• [Records for processing]
============
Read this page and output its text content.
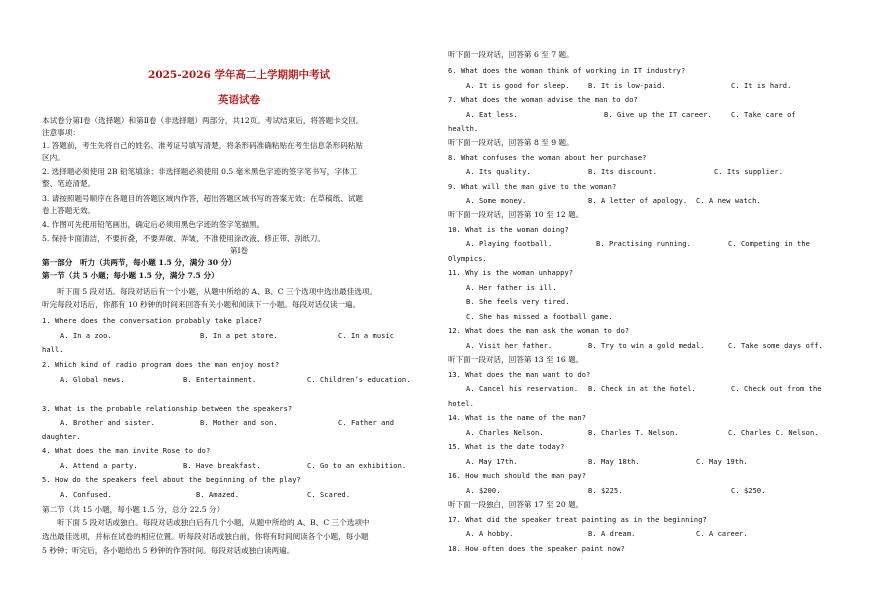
2025-2026 学年高二上学期期中考试
英语试卷
本试卷分第Ⅰ卷（选择题）和第Ⅱ卷（非选择题）两部分，共12页。考试结束后，将答题卡交回。
注意事项：
1. 答题前，考生先将自己的姓名、准考证号填写清楚，将条形码准确粘贴在考生信息条形码粘贴
区内。
2. 选择题必须使用 2B 铅笔填涂；非选择题必须使用 0.5 毫米黑色字迹的签字笔书写，字体工
整、笔迹清楚。
3. 请按照题号顺序在各题目的答题区域内作答，超出答题区域书写的答案无效；在草稿纸、试题
卷上答题无效。
4. 作图可先使用铅笔画出，确定后必须用黑色字迹的签字笔描黑。
5. 保持卡面清洁，不要折叠，不要弄破、弄皱，不准使用涂改液、修正带、刮纸刀。
第Ⅰ卷
第一部分　听力（共两节，每小题 1.5 分，满分 30 分）
第一节（共 5 小题；每小题 1.5 分，满分 7.5 分）
　　听下面 5 段对话。每段对话后有一个小题，从题中所给的 A、B、C 三个选项中选出最佳选项。
听完每段对话后，你都有 10 秒钟的时间来回答有关小题和阅读下一小题。每段对话仅读一遍。
1. Where does the conversation probably take place?
A. In a zoo.	B. In a pet store.	C. In a music
hall.
2. Which kind of radio program does the man enjoy most?
A. Global news.	B. Entertainment.	C. Children’s education.
3. What is the probable relationship between the speakers?
A. Brother and sister.	B. Mother and son.	C. Father and
daughter.
4. What does the man invite Rose to do?
A. Attend a party.	B. Have breakfast.	C. Go to an exhibition.
5. How do the speakers feel about the beginning of the play?
A. Confused.	B. Amazed.	C. Scared.
第二节（共 15 小题，每小题 1.5 分，总分 22.5 分）
　　听下面 5 段对话或独白。每段对话或独白后有几个小题，从题中所给的 A、B、C 三个选项中
选出最佳选项，并标在试卷的相应位置。听每段对话或独白前，你将有时间阅读各个小题，每小题
5 秒钟；听完后，各小题给出 5 秒钟的作答时间。每段对话或独白读两遍。
听下面一段对话，回答第 6 至 7 题。
6. What does the woman think of working in IT industry?
A. It is good for sleep.	B. It is low-paid.	C. It is hard.
7. What does the woman advise the man to do?
A. Eat less.	B. Give up the IT career.	C. Take care of
health.
听下面一段对话，回答第 8 至 9 题。
8. What confuses the woman about her purchase?
A. Its quality.	B. Its discount.	C. Its supplier.
9. What will the man give to the woman?
A. Some money.	B. A letter of apology. C. A new watch.
听下面一段对话，回答第 10 至 12 题。
10. What is the woman doing?
A. Playing football.	B. Practising running.	C. Competing in the
Olympics.
11. Why is the woman unhappy?
A. Her father is ill.
B. She feels very tired.
C. She has missed a football game.
12. What does the man ask the woman to do?
A. Visit her father.	B. Try to win a gold medal.	C. Take some days off.
听下面一段对话，回答第 13 至 16 题。
13. What does the man want to do?
A. Cancel his reservation. B. Check in at the hotel.	C. Check out from the
hotel.
14. What is the name of the man?
A. Charles Nelson.	B. Charles T. Nelson.	C. Charles C. Nelson.
15. What is the date today?
A. May 17th.	B. May 18th.	C. May 19th.
16. How much should the man pay?
A. $200.	B. $225.	C. $250.
听下面一段独白，回答第 17 至 20 题。
17. What did the speaker treat painting as in the beginning?
A. A hobby.	B. A dream.	C. A career.
18. How often does the speaker paint now?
============
• [Problem description]
Each line of the data should be quoted exactly, with pictures left out.

• [Result for this task]
Read this page and output its text content.
2025-2026 学年高二上学期期中考试
英语试卷
本试卷分第Ⅰ卷（选择题）和第Ⅱ卷（非选择题）两部分，共12页。考试结束后，将答题卡交回。
注意事项：
1. 答题前，考生先将自己的姓名、准考证号填写清楚，将条形码准确粘贴在考生信息条形码粘贴
区内。
2. 选择题必须使用 2B 铅笔填涂；非选择题必须使用 0.5 毫米黑色字迹的签字笔书写，字体工
整、笔迹清楚。
3. 请按照题号顺序在各题目的答题区域内作答，超出答题区域书写的答案无效；在草稿纸、试题
卷上答题无效。
4. 作图可先使用铅笔画出，确定后必须用黑色字迹的签字笔描黑。
5. 保持卡面清洁，不要折叠，不要弄破、弄皱，不准使用涂改液、修正带、刮纸刀。
第Ⅰ卷
第一部分　听力（共两节，每小题 1.5 分，满分 30 分）
第一节（共 5 小题；每小题 1.5 分，满分 7.5 分）
　　听下面 5 段对话。每段对话后有一个小题，从题中所给的 A、B、C 三个选项中选出最佳选项。
听完每段对话后，你都有 10 秒钟的时间来回答有关小题和阅读下一小题。每段对话仅读一遍。
1. Where does the conversation probably take place?
A. In a zoo.	B. In a pet store.	C. In a music
hall.
2. Which kind of radio program does the man enjoy most?
A. Global news.	B. Entertainment.	C. Children’s education.
3. What is the probable relationship between the speakers?
A. Brother and sister.	B. Mother and son.	C. Father and
daughter.
4. What does the man invite Rose to do?
A. Attend a party.	B. Have breakfast.	C. Go to an exhibition.
5. How do the speakers feel about the beginning of the play?
A. Confused.	B. Amazed.	C. Scared.
第二节（共 15 小题，每小题 1.5 分，总分 22.5 分）
　　听下面 5 段对话或独白。每段对话或独白后有几个小题，从题中所给的 A、B、C 三个选项中
选出最佳选项，并标在试卷的相应位置。听每段对话或独白前，你将有时间阅读各个小题，每小题
5 秒钟；听完后，各小题给出 5 秒钟的作答时间。每段对话或独白读两遍。
听下面一段对话，回答第 6 至 7 题。
6. What does the woman think of working in IT industry?
A. It is good for sleep.	B. It is low-paid.	C. It is hard.
7. What does the woman advise the man to do?
A. Eat less.	B. Give up the IT career.	C. Take care of
health.
听下面一段对话，回答第 8 至 9 题。
8. What confuses the woman about her purchase?
A. Its quality.	B. Its discount.	C. Its supplier.
9. What will the man give to the woman?
A. Some money.	B. A letter of apology. C. A new watch.
听下面一段对话，回答第 10 至 12 题。
10. What is the woman doing?
A. Playing football.	B. Practising running.	C. Competing in the
Olympics.
11. Why is the woman unhappy?
A. Her father is ill.
B. She feels very tired.
C. She has missed a football game.
12. What does the man ask the woman to do?
A. Visit her father.	B. Try to win a gold medal.	C. Take some days off.
听下面一段对话，回答第 13 至 16 题。
13. What does the man want to do?
A. Cancel his reservation. B. Check in at the hotel.	C. Check out from the
hotel.
14. What is the name of the man?
A. Charles Nelson.	B. Charles T. Nelson.	C. Charles C. Nelson.
15. What is the date today?
A. May 17th.	B. May 18th.	C. May 19th.
16. How much should the man pay?
A. $200.	B. $225.	C. $250.
听下面一段独白，回答第 17 至 20 题。
17. What did the speaker treat painting as in the beginning?
A. A hobby.	B. A dream.	C. A career.
18. How often does the speaker paint now?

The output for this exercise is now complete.